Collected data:

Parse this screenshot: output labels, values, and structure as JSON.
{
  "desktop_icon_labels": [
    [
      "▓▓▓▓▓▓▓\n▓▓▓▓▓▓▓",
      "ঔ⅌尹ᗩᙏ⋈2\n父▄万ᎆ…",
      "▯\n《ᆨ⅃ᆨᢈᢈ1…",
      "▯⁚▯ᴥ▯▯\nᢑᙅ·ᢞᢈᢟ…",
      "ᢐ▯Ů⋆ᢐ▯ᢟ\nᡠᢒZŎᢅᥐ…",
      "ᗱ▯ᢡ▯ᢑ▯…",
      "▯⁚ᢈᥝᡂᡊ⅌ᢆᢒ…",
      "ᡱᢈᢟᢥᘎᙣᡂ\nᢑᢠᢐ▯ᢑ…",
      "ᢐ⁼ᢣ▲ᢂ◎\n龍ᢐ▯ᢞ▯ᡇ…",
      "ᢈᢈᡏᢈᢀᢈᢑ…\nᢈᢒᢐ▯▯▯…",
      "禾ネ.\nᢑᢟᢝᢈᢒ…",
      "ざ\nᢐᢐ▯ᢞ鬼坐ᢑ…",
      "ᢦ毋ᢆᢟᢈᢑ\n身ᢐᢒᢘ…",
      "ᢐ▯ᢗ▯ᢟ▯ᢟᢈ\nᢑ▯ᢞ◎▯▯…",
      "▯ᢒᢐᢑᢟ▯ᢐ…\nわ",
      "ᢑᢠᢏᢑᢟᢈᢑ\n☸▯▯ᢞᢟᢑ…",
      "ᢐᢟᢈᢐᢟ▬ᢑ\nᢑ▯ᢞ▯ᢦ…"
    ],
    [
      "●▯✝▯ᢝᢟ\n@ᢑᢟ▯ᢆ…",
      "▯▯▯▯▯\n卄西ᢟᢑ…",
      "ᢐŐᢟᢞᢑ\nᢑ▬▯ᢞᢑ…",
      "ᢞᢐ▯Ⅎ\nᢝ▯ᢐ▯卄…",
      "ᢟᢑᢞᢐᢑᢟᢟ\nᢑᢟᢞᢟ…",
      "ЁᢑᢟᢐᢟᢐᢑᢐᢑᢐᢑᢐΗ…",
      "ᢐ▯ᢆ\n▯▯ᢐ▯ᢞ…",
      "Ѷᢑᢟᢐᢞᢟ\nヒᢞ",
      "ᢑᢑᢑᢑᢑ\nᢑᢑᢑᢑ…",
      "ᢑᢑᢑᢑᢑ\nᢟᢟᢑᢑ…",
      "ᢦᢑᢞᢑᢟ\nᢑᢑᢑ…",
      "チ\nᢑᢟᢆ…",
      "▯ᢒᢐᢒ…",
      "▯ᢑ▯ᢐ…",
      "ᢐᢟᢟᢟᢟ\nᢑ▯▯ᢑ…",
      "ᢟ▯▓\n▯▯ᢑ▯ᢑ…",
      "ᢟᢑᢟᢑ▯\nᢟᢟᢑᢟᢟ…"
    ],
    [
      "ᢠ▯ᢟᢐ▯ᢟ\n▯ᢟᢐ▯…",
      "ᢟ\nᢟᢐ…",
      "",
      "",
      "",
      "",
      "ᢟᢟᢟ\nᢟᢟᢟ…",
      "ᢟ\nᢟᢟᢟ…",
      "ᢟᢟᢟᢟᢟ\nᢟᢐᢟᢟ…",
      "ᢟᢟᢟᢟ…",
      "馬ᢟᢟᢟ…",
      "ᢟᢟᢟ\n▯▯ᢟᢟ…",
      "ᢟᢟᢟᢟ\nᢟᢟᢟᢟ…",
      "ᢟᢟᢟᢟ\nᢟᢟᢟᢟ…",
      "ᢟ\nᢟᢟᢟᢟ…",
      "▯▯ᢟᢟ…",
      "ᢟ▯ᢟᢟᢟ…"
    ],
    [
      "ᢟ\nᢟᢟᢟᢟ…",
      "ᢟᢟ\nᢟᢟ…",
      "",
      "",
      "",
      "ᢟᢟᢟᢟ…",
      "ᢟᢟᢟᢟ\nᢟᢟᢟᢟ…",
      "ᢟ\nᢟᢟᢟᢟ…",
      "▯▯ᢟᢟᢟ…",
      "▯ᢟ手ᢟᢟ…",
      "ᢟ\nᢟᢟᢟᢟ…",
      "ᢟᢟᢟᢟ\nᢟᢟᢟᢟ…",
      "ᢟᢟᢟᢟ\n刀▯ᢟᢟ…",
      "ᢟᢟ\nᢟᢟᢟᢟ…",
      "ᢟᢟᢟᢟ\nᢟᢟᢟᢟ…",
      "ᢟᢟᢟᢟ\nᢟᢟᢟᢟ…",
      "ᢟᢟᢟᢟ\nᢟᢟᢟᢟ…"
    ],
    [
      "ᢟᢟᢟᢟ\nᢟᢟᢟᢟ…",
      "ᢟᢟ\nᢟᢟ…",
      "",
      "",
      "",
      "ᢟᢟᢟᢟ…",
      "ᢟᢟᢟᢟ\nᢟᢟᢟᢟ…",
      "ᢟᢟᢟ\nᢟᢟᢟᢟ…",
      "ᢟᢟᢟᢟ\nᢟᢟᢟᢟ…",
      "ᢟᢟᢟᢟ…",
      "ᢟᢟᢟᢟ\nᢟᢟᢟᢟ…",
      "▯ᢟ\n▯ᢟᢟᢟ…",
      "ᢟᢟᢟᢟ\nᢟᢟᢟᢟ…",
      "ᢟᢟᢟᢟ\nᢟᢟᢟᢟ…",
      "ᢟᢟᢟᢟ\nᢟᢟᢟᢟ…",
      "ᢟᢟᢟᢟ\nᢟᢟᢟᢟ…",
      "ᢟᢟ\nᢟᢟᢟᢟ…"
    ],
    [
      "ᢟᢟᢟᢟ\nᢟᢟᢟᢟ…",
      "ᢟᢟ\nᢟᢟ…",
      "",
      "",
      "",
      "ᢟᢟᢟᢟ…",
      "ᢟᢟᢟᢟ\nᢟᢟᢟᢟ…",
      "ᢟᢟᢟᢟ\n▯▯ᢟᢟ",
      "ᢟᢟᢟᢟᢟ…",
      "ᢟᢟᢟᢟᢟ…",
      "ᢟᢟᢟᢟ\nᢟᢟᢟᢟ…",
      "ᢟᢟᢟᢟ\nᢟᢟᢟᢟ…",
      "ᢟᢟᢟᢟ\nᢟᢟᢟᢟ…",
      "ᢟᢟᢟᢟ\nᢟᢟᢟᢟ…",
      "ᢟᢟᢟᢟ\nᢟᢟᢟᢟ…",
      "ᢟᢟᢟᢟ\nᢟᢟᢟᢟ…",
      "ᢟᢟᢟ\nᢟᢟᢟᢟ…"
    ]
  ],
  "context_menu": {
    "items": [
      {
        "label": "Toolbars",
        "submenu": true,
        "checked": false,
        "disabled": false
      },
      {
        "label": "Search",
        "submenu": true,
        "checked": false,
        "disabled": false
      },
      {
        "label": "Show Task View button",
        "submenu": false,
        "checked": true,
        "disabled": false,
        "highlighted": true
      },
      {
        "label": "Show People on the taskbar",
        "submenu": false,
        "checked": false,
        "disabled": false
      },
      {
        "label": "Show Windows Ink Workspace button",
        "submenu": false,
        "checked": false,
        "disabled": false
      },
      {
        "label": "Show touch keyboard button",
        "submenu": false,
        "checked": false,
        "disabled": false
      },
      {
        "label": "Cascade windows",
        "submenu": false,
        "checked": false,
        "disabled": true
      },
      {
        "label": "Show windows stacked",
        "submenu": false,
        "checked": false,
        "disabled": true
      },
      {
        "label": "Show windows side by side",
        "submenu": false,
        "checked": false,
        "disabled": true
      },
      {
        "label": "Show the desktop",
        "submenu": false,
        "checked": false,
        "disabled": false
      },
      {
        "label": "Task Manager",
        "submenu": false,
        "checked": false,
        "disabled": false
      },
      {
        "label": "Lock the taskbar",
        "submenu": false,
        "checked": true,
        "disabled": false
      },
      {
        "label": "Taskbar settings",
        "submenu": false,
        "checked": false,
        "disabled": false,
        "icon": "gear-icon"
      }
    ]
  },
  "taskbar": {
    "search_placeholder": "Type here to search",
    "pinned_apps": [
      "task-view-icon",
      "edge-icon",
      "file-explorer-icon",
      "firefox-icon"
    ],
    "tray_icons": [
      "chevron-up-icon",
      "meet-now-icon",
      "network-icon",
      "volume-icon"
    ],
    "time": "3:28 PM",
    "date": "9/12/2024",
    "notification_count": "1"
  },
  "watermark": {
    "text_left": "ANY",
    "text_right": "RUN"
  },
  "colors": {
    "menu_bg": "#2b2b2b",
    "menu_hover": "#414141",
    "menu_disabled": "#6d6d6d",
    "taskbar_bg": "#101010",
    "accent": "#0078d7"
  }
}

■ **Aim of the task**
Return only those lines of the records that contain the string "Show".

■ **Answer for the task**
        "label": "Show Task View button",
        "label": "Show People on the taskbar",
        "label": "Show Windows Ink Workspace button",
        "label": "Show touch keyboard button",
        "label": "Show windows stacked",
        "label": "Show windows side by side",
        "label": "Show the desktop",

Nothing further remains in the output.